[Recorded data]
** Start **

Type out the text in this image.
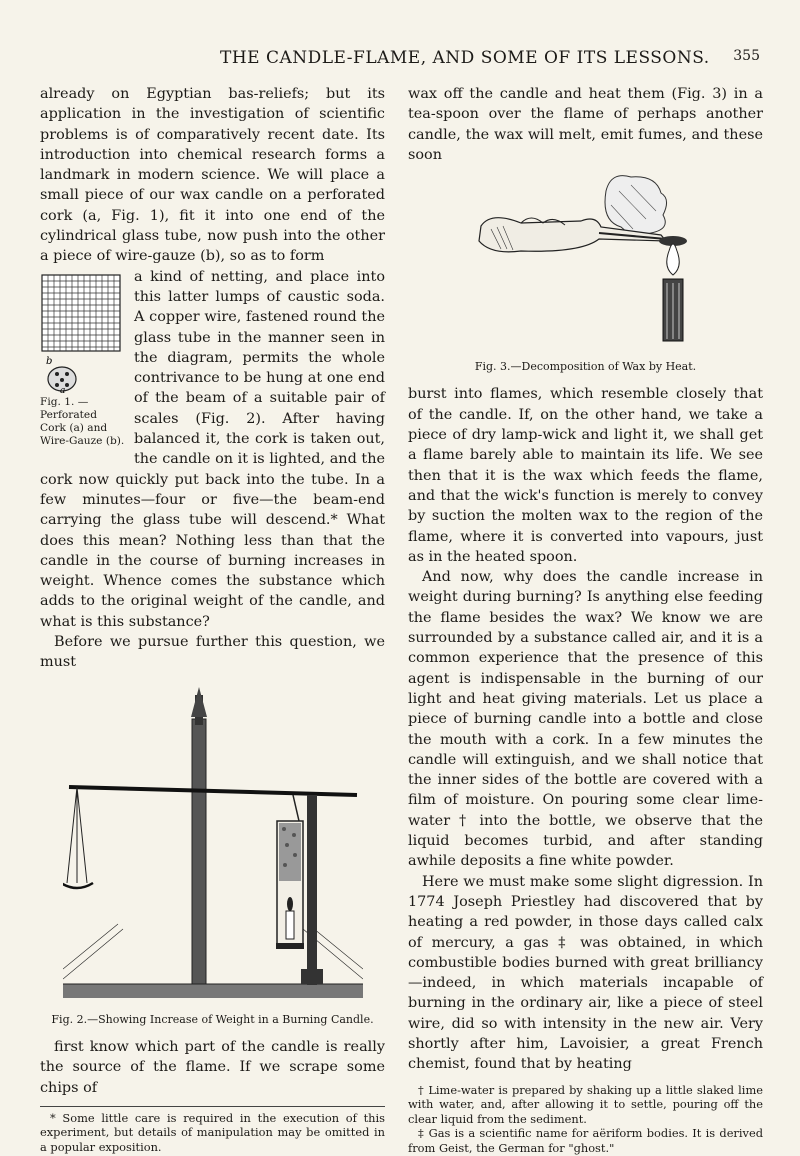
THE CANDLE-FLAME, AND SOME OF ITS LESSONS. 355

already on Egyptian bas-reliefs; but its application in the investigation of scientific problems is of comparatively recent date. Its introduction into chemical research forms a landmark in modern science. We will place a small piece of our wax candle on a perforated cork (a, Fig. 1), fit it into one end of the cylindrical glass tube, now push into the other a piece of wire-gauze (b), so as to form

b
a
Fig. 1. — Perforated Cork (a) and Wire-Gauze (b).
a kind of netting, and place into this latter lumps of caustic soda. A copper wire, fastened round the glass tube in the manner seen in the diagram, permits the whole contrivance to be hung at one end of the beam of a suitable pair of scales (Fig. 2). After having balanced it, the cork is taken out, the candle on it is lighted, and the cork now quickly put back into the tube. In a few minutes—four or five—the beam-end carrying the glass tube will descend.* What does this mean? Nothing less than that the candle in the course of burning increases in weight. Whence comes the substance which adds to the original weight of the candle, and what is this substance?

Before we pursue further this question, we must

Fig. 2.—Showing Increase of Weight in a Burning Candle.

first know which part of the candle is really the source of the flame. If we scrape some chips of

* Some little care is required in the execution of this experiment, but details of manipulation may be omitted in a popular exposition.

wax off the candle and heat them (Fig. 3) in a tea-spoon over the flame of perhaps another candle, the wax will melt, emit fumes, and these soon

Fig. 3.—Decomposition of Wax by Heat.

burst into flames, which resemble closely that of the candle. If, on the other hand, we take a piece of dry lamp-wick and light it, we shall get a flame barely able to maintain its life. We see then that it is the wax which feeds the flame, and that the wick's function is merely to convey by suction the molten wax to the region of the flame, where it is converted into vapours, just as in the heated spoon.

And now, why does the candle increase in weight during burning? Is anything else feeding the flame besides the wax? We know we are surrounded by a substance called air, and it is a common experience that the presence of this agent is indispensable in the burning of our light and heat giving materials. Let us place a piece of burning candle into a bottle and close the mouth with a cork. In a few minutes the candle will extinguish, and we shall notice that the inner sides of the bottle are covered with a film of moisture. On pouring some clear lime-water † into the bottle, we observe that the liquid becomes turbid, and after standing awhile deposits a fine white powder.

Here we must make some slight digression. In 1774 Joseph Priestley had discovered that by heating a red powder, in those days called calx of mercury, a gas ‡ was obtained, in which combustible bodies burned with great brilliancy—indeed, in which materials incapable of burning in the ordinary air, like a piece of steel wire, did so with intensity in the new air. Very shortly after him, Lavoisier, a great French chemist, found that by heating

† Lime-water is prepared by shaking up a little slaked lime with water, and, after allowing it to settle, pouring off the clear liquid from the sediment.

‡ Gas is a scientific name for aëriform bodies. It is derived from Geist, the German for "ghost."
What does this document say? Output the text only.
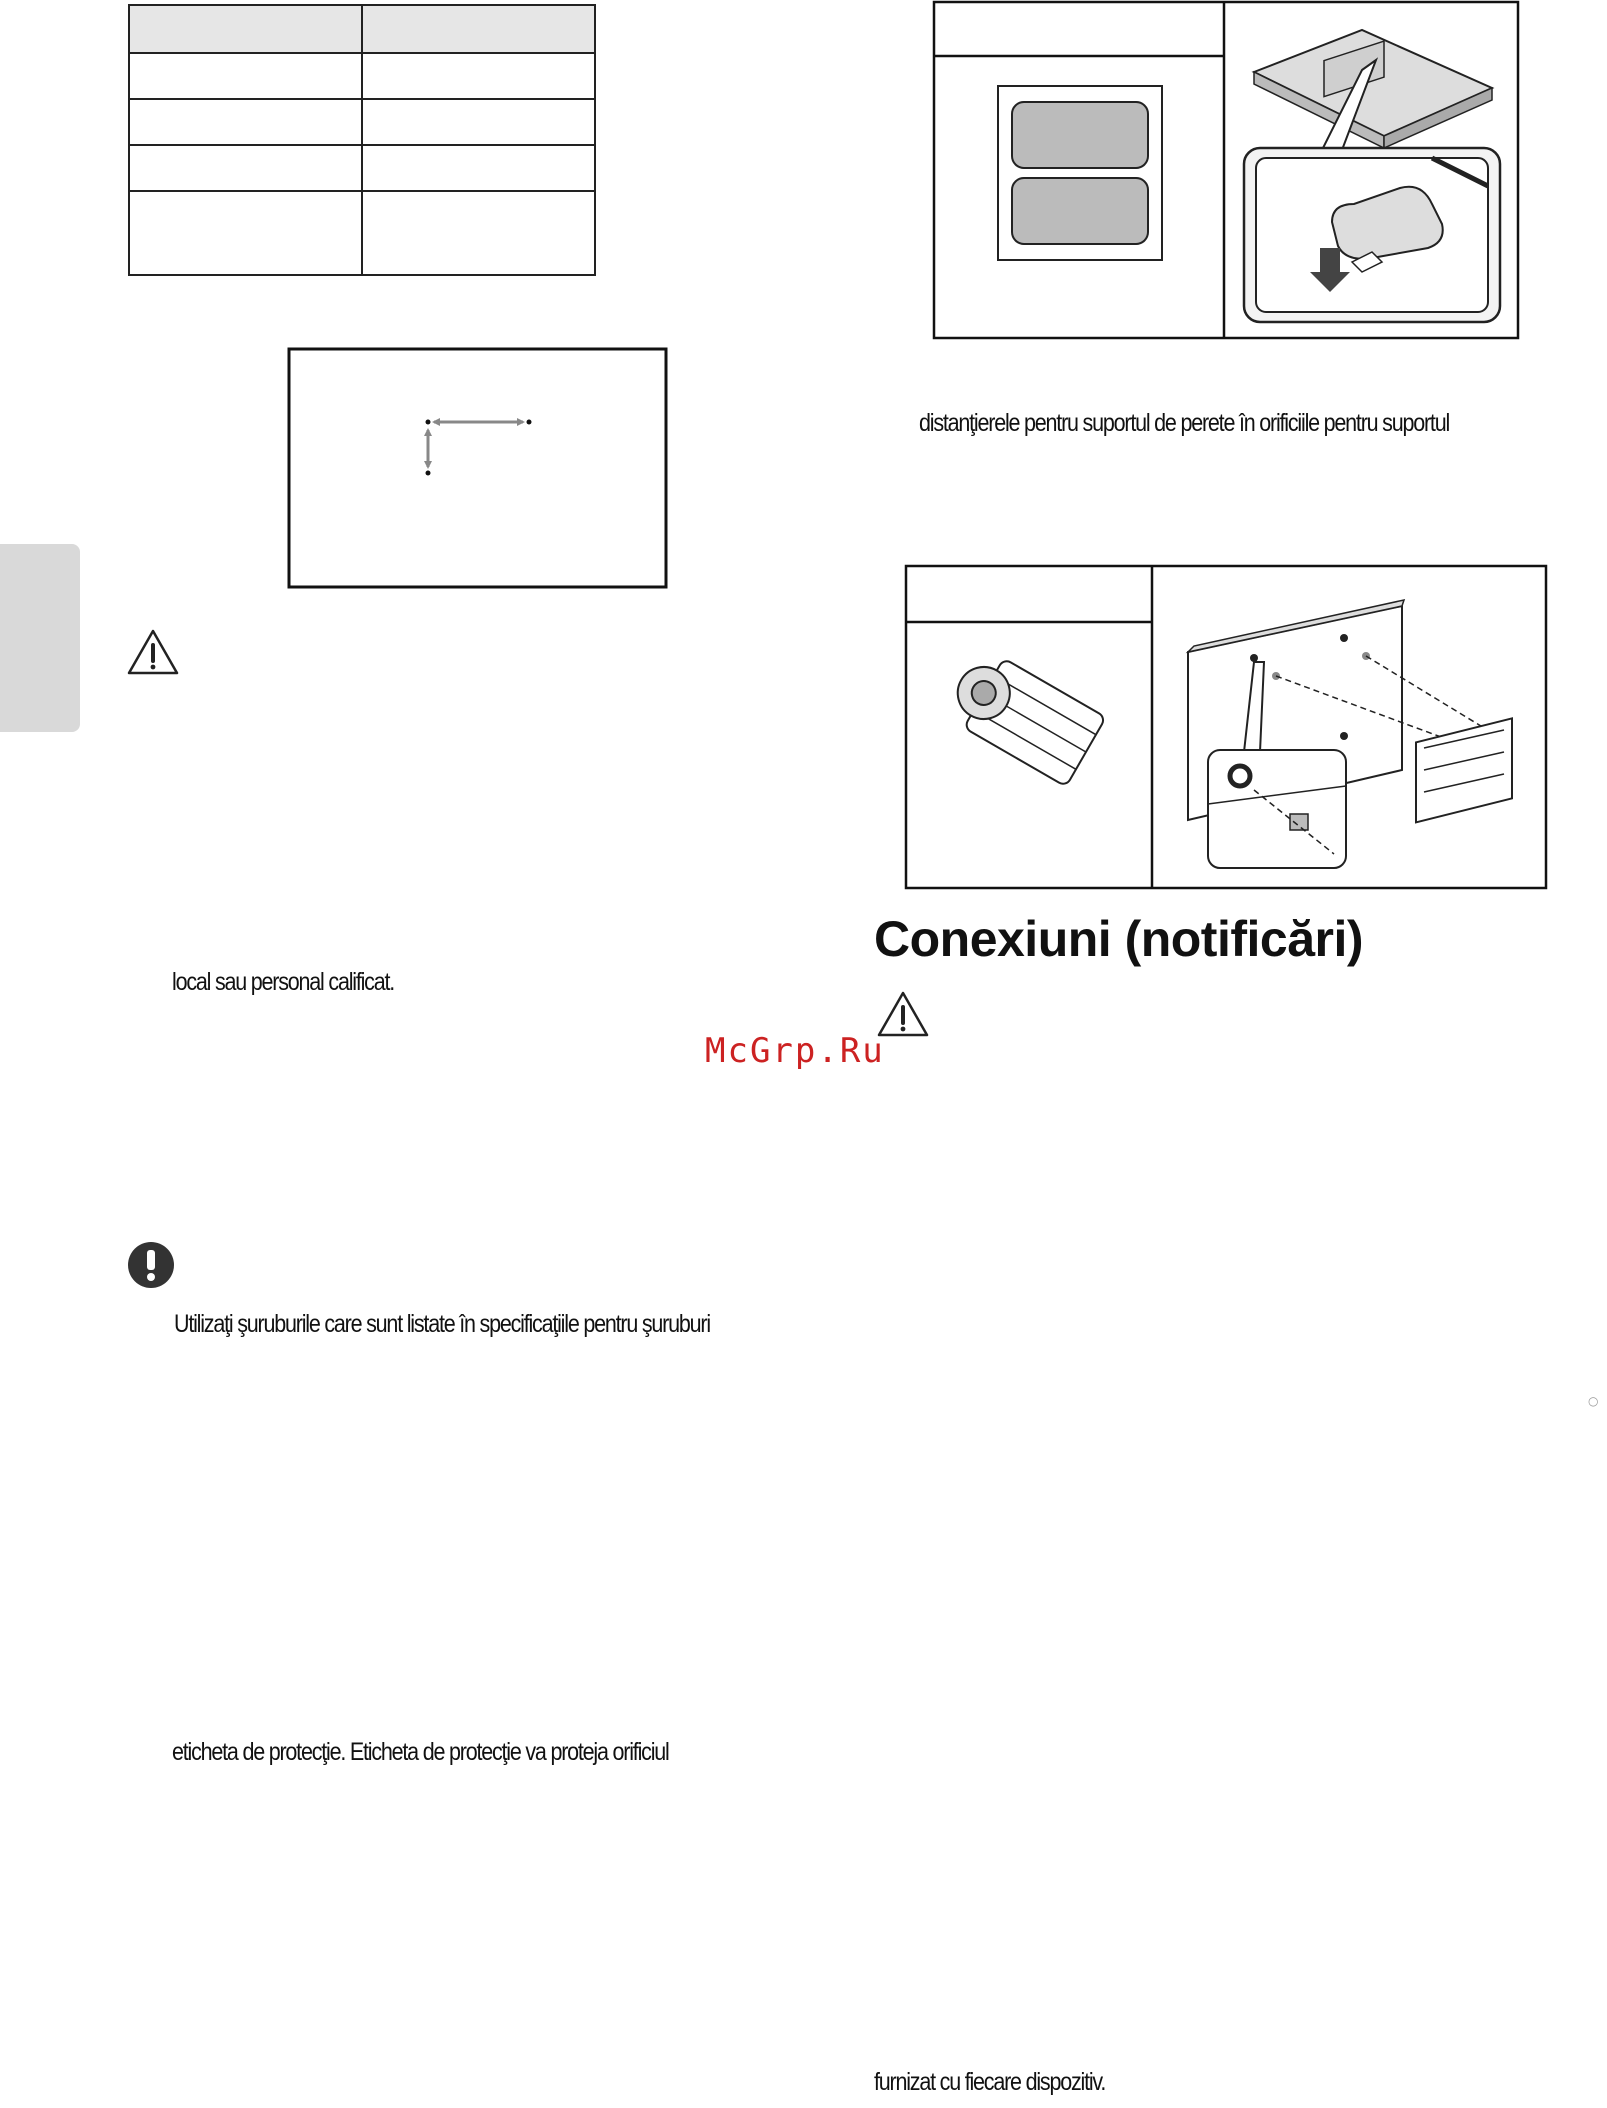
local sau personal calificat.
Utilizaţi şuruburile care sunt listate în specificaţiile pentru şuruburi
eticheta de protecţie. Eticheta de protecţie va proteja orificiul
distanţierele pentru suportul de perete în orificiile pentru suportul
Conexiuni (notificări)
McGrp.Ru
○
furnizat cu fiecare dispozitiv.
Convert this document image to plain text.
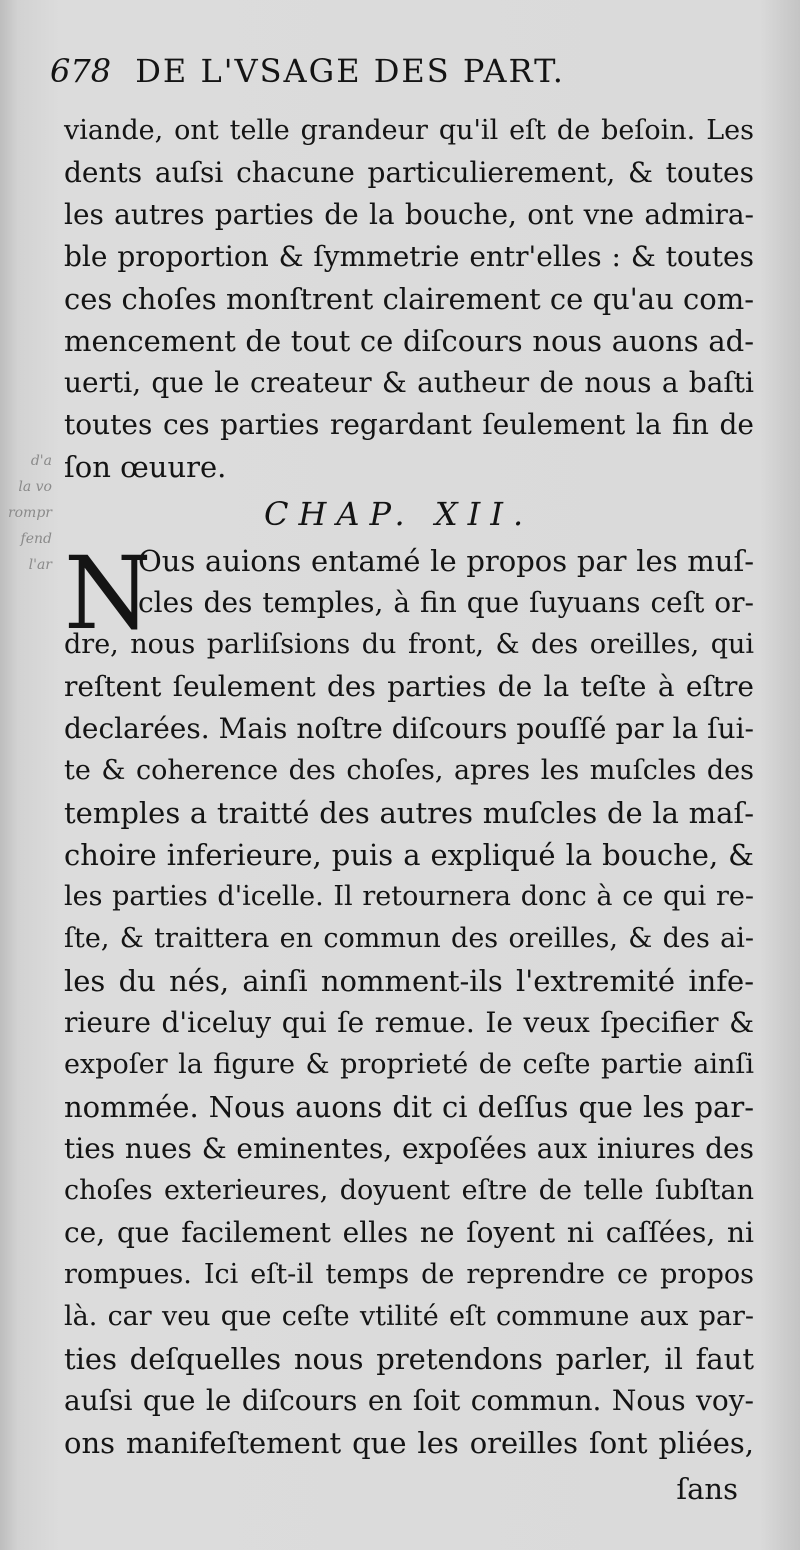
d'a
la vo
rompr
fend
l'ar
678 DE L'VSAGE DES PART.
viande, ont telle grandeur qu'il eſt de beſoin. Les
dents auſsi chacune particulierement, & toutes
les autres parties de la bouche, ont vne admira-
ble proportion & ſymmetrie entr'elles : & toutes
ces choſes monſtrent clairement ce qu'au com-
mencement de tout ce diſcours nous auons ad-
uerti, que le createur & autheur de nous a baſti
toutes ces parties regardant ſeulement la fin de
ſon œuure.
CHAP. XII.
N
Ous auions entamé le propos par les muſ-
cles des temples, à fin que ſuyuans ceſt or-
dre, nous parliſsions du front, & des oreilles, qui
reſtent ſeulement des parties de la teſte à eſtre
declarées. Mais noſtre diſcours pouſſé par la ſui-
te & coherence des choſes, apres les muſcles des
temples a traitté des autres muſcles de la maſ-
choire inferieure, puis a expliqué la bouche, &
les parties d'icelle. Il retournera donc à ce qui re-
ſte, & traittera en commun des oreilles, & des ai-
les du nés, ainſi nomment-ils l'extremité infe-
rieure d'iceluy qui ſe remue. Ie veux ſpecifier &
expoſer la figure & proprieté de ceſte partie ainſi
nommée. Nous auons dit ci deſſus que les par-
ties nues & eminentes, expoſées aux iniures des
choſes exterieures, doyuent eſtre de telle ſubſtan
ce, que facilement elles ne ſoyent ni caſſées, ni
rompues. Ici eſt-il temps de reprendre ce propos
là. car veu que ceſte vtilité eſt commune aux par-
ties deſquelles nous pretendons parler, il faut
auſsi que le diſcours en ſoit commun. Nous voy-
ons manifeſtement que les oreilles ſont pliées,
ſans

** End **

Leave images out of the retyped records; keep all else exact.

Type out the text in this image.
THE CANDLE-FLAME, AND SOME OF ITS LESSONS. 355

already on Egyptian bas-reliefs; but its application in the investigation of scientific problems is of comparatively recent date. Its introduction into chemical research forms a landmark in modern science. We will place a small piece of our wax candle on a perforated cork (a, Fig. 1), fit it into one end of the cylindrical glass tube, now push into the other a piece of wire-gauze (b), so as to form

b
a
Fig. 1. — Perforated Cork (a) and Wire-Gauze (b).
a kind of netting, and place into this latter lumps of caustic soda. A copper wire, fastened round the glass tube in the manner seen in the diagram, permits the whole contrivance to be hung at one end of the beam of a suitable pair of scales (Fig. 2). After having balanced it, the cork is taken out, the candle on it is lighted, and the cork now quickly put back into the tube. In a few minutes—four or five—the beam-end carrying the glass tube will descend.* What does this mean? Nothing less than that the candle in the course of burning increases in weight. Whence comes the substance which adds to the original weight of the candle, and what is this substance?

Before we pursue further this question, we must

Fig. 2.—Showing Increase of Weight in a Burning Candle.

first know which part of the candle is really the source of the flame. If we scrape some chips of

* Some little care is required in the execution of this experiment, but details of manipulation may be omitted in a popular exposition.

wax off the candle and heat them (Fig. 3) in a tea-spoon over the flame of perhaps another candle, the wax will melt, emit fumes, and these soon

Fig. 3.—Decomposition of Wax by Heat.

burst into flames, which resemble closely that of the candle. If, on the other hand, we take a piece of dry lamp-wick and light it, we shall get a flame barely able to maintain its life. We see then that it is the wax which feeds the flame, and that the wick's function is merely to convey by suction the molten wax to the region of the flame, where it is converted into vapours, just as in the heated spoon.

And now, why does the candle increase in weight during burning? Is anything else feeding the flame besides the wax? We know we are surrounded by a substance called air, and it is a common experience that the presence of this agent is indispensable in the burning of our light and heat giving materials. Let us place a piece of burning candle into a bottle and close the mouth with a cork. In a few minutes the candle will extinguish, and we shall notice that the inner sides of the bottle are covered with a film of moisture. On pouring some clear lime-water † into the bottle, we observe that the liquid becomes turbid, and after standing awhile deposits a fine white powder.

Here we must make some slight digression. In 1774 Joseph Priestley had discovered that by heating a red powder, in those days called calx of mercury, a gas ‡ was obtained, in which combustible bodies burned with great brilliancy—indeed, in which materials incapable of burning in the ordinary air, like a piece of steel wire, did so with intensity in the new air. Very shortly after him, Lavoisier, a great French chemist, found that by heating

† Lime-water is prepared by shaking up a little slaked lime with water, and, after allowing it to settle, pouring off the clear liquid from the sediment.

‡ Gas is a scientific name for aëriform bodies. It is derived from Geist, the German for "ghost."
What does this document say? Output the text only.
local sau personal calificat.
Utilizaţi şuruburile care sunt listate în specificaţiile pentru şuruburi
eticheta de protecţie. Eticheta de protecţie va proteja orificiul
distanţierele pentru suportul de perete în orificiile pentru suportul
Conexiuni (notificări)
McGrp.Ru
○
furnizat cu fiecare dispozitiv.
Convert this document image to plain text.
d'a
la vo
rompr
fend
l'ar
678 DE L'VSAGE DES PART.
viande, ont telle grandeur qu'il eſt de beſoin. Les
dents auſsi chacune particulierement, & toutes
les autres parties de la bouche, ont vne admira-
ble proportion & ſymmetrie entr'elles : & toutes
ces choſes monſtrent clairement ce qu'au com-
mencement de tout ce diſcours nous auons ad-
uerti, que le createur & autheur de nous a baſti
toutes ces parties regardant ſeulement la fin de
ſon œuure.
CHAP. XII.
N
Ous auions entamé le propos par les muſ-
cles des temples, à fin que ſuyuans ceſt or-
dre, nous parliſsions du front, & des oreilles, qui
reſtent ſeulement des parties de la teſte à eſtre
declarées. Mais noſtre diſcours pouſſé par la ſui-
te & coherence des choſes, apres les muſcles des
temples a traitté des autres muſcles de la maſ-
choire inferieure, puis a expliqué la bouche, &
les parties d'icelle. Il retournera donc à ce qui re-
ſte, & traittera en commun des oreilles, & des ai-
les du nés, ainſi nomment-ils l'extremité infe-
rieure d'iceluy qui ſe remue. Ie veux ſpecifier &
expoſer la figure & proprieté de ceſte partie ainſi
nommée. Nous auons dit ci deſſus que les par-
ties nues & eminentes, expoſées aux iniures des
choſes exterieures, doyuent eſtre de telle ſubſtan
ce, que facilement elles ne ſoyent ni caſſées, ni
rompues. Ici eſt-il temps de reprendre ce propos
là. car veu que ceſte vtilité eſt commune aux par-
ties deſquelles nous pretendons parler, il faut
auſsi que le diſcours en ſoit commun. Nous voy-
ons manifeſtement que les oreilles ſont pliées,
ſans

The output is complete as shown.